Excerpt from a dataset
-- begin --
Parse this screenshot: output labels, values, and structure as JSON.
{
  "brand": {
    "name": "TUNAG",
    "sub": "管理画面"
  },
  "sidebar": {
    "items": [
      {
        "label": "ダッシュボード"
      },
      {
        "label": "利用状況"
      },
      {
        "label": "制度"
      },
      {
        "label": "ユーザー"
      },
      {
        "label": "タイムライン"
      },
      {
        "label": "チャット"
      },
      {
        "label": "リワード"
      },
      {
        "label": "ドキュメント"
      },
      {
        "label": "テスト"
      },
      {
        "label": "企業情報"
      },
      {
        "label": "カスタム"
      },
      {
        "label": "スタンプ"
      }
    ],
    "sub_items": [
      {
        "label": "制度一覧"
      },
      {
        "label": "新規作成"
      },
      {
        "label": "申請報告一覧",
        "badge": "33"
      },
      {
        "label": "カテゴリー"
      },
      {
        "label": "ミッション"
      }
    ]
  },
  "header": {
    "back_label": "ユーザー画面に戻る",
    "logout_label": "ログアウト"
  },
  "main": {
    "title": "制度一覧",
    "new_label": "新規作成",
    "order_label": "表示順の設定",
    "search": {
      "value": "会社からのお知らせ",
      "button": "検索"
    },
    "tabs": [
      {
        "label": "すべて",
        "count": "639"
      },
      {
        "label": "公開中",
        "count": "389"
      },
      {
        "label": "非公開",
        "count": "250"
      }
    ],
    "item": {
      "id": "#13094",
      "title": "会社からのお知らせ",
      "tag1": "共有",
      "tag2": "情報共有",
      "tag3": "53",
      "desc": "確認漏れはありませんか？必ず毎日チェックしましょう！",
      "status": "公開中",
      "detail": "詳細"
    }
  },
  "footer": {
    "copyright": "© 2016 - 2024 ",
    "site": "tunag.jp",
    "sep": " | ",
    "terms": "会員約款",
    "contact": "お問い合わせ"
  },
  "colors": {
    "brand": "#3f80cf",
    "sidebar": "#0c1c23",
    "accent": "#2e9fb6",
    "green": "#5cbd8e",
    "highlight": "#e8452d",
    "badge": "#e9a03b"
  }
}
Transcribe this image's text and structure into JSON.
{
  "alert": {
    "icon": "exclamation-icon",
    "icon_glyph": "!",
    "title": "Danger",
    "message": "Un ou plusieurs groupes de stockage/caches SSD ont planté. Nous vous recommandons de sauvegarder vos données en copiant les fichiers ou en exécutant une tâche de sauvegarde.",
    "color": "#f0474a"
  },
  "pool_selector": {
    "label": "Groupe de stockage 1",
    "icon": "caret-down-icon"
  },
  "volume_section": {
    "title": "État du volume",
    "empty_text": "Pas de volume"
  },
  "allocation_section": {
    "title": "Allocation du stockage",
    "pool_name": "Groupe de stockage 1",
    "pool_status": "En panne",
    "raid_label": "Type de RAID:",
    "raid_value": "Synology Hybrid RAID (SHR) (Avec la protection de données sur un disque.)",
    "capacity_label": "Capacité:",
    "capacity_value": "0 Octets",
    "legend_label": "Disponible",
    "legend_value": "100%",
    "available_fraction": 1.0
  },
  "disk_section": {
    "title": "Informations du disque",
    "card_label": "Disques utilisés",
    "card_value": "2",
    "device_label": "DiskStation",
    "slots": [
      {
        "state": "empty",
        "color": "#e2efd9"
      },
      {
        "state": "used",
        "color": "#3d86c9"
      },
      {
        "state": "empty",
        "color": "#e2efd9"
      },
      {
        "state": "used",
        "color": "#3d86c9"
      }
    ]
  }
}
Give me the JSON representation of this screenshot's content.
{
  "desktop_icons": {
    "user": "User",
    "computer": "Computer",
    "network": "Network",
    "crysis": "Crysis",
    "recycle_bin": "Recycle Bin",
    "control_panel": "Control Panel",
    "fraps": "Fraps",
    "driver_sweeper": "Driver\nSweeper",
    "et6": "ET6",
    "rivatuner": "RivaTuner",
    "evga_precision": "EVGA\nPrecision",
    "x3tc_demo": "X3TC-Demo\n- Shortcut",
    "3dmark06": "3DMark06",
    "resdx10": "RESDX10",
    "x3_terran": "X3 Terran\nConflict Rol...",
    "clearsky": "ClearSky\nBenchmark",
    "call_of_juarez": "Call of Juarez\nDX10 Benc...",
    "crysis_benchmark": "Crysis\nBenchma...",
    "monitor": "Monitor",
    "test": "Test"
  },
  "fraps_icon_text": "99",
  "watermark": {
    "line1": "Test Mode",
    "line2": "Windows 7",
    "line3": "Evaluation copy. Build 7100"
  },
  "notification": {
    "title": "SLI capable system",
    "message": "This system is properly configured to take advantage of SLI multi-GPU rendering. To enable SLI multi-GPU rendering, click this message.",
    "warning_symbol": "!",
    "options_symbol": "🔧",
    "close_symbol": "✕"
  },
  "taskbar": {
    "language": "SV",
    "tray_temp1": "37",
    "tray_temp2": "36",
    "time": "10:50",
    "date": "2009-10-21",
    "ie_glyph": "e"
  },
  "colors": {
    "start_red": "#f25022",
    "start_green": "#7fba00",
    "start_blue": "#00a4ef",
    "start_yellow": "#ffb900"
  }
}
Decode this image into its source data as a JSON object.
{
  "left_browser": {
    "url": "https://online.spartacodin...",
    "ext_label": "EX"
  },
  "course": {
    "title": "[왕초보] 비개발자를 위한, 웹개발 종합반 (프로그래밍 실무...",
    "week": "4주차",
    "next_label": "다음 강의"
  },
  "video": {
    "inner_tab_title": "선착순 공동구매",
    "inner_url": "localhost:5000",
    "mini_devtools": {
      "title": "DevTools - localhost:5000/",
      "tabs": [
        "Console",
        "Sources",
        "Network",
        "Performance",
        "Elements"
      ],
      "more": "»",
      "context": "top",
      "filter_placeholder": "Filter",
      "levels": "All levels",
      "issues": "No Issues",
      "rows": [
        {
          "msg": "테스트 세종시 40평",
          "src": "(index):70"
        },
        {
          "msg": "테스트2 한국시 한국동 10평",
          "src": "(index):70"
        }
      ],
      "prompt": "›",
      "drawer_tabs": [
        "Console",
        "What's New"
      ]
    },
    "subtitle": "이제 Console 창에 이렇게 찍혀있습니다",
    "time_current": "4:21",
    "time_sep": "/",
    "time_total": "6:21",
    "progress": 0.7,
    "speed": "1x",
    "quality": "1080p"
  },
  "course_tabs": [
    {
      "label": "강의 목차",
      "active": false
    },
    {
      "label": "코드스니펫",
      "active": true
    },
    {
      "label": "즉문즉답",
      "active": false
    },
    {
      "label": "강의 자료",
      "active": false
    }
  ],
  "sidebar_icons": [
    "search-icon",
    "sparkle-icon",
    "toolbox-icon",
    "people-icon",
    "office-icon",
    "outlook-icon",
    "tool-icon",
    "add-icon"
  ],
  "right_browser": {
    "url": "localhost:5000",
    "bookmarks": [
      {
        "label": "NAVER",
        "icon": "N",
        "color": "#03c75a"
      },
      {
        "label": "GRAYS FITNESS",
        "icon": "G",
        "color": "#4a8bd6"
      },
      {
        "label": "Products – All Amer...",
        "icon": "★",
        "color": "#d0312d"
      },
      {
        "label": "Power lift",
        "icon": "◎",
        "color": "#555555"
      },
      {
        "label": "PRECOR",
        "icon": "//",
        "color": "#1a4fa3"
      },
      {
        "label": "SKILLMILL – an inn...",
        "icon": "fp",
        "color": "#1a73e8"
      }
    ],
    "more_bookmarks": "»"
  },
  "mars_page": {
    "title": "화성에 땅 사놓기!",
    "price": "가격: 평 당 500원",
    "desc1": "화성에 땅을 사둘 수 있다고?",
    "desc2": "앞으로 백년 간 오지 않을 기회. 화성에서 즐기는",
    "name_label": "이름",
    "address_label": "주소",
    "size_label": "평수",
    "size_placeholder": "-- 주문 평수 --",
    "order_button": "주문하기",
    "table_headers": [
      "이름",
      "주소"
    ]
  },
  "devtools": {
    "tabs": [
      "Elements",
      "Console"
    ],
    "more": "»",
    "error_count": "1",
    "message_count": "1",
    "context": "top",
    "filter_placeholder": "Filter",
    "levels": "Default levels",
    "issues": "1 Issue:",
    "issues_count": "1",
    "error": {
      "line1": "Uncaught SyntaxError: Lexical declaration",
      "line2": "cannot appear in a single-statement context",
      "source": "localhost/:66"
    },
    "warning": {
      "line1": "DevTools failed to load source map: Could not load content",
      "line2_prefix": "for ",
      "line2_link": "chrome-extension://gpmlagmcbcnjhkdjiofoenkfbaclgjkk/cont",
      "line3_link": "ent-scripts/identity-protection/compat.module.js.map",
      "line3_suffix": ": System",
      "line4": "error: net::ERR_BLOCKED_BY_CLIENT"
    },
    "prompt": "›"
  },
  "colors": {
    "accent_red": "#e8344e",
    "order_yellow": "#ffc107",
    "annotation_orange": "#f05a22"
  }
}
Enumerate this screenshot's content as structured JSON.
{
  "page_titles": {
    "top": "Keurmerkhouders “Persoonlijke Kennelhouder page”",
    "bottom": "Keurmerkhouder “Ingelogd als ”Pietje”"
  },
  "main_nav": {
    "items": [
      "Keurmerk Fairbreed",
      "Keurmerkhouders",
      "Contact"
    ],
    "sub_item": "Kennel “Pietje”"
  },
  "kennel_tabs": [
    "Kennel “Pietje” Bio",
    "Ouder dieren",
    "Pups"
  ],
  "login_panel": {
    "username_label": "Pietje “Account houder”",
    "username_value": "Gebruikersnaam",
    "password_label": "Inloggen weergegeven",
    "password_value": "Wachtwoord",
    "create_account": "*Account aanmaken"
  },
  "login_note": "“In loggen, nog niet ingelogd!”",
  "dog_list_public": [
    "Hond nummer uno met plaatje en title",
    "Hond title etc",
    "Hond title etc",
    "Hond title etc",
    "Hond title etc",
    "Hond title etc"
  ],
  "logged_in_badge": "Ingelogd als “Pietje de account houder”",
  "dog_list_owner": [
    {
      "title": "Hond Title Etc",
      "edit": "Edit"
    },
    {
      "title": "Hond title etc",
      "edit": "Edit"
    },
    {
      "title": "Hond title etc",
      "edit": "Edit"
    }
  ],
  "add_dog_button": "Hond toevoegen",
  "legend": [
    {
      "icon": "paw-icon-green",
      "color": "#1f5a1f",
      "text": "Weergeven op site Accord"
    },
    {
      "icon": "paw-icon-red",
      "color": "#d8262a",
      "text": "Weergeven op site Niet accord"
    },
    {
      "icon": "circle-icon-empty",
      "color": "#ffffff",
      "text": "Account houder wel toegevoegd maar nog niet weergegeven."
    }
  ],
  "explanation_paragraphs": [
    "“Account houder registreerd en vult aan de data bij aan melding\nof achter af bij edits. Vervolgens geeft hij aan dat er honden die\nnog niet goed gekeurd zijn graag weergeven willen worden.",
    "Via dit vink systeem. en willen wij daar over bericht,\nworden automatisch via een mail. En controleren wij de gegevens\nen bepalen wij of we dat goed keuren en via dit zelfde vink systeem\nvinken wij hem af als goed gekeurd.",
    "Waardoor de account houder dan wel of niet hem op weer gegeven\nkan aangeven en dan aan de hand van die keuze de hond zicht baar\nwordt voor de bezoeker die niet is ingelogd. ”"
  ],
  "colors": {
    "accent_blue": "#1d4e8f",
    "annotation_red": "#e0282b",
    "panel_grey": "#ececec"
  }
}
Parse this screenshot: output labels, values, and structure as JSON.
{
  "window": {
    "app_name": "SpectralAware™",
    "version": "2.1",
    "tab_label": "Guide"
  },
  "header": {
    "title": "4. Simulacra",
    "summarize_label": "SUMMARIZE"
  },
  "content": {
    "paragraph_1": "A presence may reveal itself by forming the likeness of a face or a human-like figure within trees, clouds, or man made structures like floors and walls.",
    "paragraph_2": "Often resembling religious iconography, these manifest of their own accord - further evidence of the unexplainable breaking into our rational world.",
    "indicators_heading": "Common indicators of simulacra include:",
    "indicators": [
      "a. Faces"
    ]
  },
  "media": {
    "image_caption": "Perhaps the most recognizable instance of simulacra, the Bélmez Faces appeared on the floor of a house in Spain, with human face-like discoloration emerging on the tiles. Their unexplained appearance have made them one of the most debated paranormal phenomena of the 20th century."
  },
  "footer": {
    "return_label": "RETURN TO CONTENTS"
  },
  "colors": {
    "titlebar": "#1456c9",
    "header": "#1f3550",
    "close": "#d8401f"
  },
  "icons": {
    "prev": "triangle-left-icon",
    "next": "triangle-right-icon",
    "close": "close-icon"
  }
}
-- end --
__GIVEN REQUEST__: Return each full line of the entries that contains the word "données".

__COMPLETE OUTPUT__:
    "message": "Un ou plusieurs groupes de stockage/caches SSD ont planté. Nous vous recommandons de sauvegarder vos données en copiant les fichiers ou en exécutant une tâche de sauvegarde.",
    "raid_value": "Synology Hybrid RAID (SHR) (Avec la protection de données sur un disque.)",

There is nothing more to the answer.